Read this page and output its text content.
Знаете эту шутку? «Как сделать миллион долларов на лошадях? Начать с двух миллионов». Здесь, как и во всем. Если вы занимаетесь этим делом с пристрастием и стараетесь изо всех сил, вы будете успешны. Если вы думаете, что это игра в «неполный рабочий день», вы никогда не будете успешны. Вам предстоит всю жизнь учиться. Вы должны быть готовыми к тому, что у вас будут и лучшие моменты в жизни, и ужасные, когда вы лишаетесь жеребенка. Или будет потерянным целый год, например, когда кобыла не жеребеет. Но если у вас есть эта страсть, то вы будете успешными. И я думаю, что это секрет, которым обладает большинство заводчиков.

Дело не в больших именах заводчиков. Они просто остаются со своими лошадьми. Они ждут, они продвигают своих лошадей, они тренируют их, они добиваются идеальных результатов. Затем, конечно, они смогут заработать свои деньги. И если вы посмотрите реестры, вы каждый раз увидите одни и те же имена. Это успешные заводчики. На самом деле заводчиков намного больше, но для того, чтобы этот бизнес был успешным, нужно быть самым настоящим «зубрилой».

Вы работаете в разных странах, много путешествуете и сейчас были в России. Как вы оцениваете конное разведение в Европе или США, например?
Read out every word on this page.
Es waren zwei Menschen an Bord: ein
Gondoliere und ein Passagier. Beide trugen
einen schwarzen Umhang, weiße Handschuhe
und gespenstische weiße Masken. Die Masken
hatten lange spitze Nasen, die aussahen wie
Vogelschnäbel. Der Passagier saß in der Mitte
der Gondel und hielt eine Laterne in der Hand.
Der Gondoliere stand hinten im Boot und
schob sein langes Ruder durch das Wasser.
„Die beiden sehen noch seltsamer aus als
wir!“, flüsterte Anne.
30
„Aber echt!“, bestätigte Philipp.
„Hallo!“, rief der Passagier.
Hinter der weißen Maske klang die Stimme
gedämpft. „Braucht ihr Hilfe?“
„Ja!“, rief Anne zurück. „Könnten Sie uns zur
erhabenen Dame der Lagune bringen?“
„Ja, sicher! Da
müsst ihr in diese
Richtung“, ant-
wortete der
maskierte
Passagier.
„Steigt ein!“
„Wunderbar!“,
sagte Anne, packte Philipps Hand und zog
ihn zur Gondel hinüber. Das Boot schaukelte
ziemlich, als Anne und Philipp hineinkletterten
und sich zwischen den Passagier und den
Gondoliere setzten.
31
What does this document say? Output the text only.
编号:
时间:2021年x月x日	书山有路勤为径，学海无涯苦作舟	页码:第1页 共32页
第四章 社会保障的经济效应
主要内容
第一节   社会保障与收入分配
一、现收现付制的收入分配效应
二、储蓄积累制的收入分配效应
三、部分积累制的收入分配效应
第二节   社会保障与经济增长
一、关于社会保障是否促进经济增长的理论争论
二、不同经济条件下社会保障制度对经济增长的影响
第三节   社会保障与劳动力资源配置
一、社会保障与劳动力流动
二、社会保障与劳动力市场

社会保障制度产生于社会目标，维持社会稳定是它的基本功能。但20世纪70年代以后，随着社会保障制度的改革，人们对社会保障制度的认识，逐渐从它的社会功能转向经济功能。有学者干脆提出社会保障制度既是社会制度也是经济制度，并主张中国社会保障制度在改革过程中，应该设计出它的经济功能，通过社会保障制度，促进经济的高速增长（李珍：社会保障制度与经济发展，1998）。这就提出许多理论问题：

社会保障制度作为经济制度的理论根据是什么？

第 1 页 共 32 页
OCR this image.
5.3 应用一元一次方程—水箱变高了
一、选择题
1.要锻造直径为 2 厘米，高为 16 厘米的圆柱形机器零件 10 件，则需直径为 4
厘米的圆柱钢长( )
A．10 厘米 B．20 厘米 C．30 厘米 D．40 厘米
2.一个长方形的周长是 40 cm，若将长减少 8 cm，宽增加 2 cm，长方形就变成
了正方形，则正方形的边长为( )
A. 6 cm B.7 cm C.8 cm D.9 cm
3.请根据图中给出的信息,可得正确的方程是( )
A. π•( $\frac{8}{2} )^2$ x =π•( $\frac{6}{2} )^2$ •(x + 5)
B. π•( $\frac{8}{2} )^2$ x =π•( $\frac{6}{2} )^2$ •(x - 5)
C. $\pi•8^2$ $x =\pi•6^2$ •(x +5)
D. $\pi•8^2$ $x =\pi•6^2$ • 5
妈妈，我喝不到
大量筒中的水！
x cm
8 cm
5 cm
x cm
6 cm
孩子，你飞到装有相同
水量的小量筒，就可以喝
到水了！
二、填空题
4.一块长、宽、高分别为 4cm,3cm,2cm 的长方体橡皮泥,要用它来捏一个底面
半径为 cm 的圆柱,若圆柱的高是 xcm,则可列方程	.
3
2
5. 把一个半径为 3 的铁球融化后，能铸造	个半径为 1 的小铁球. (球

■ ■ ■ ■

■ **Do this**
Extract from the material all lines containing the string "Gondel".

■ **Finished answer**
der Gondel und hielt eine Laterne in der Hand.
ihn zur Gondel hinüber. Das Boot schaukelte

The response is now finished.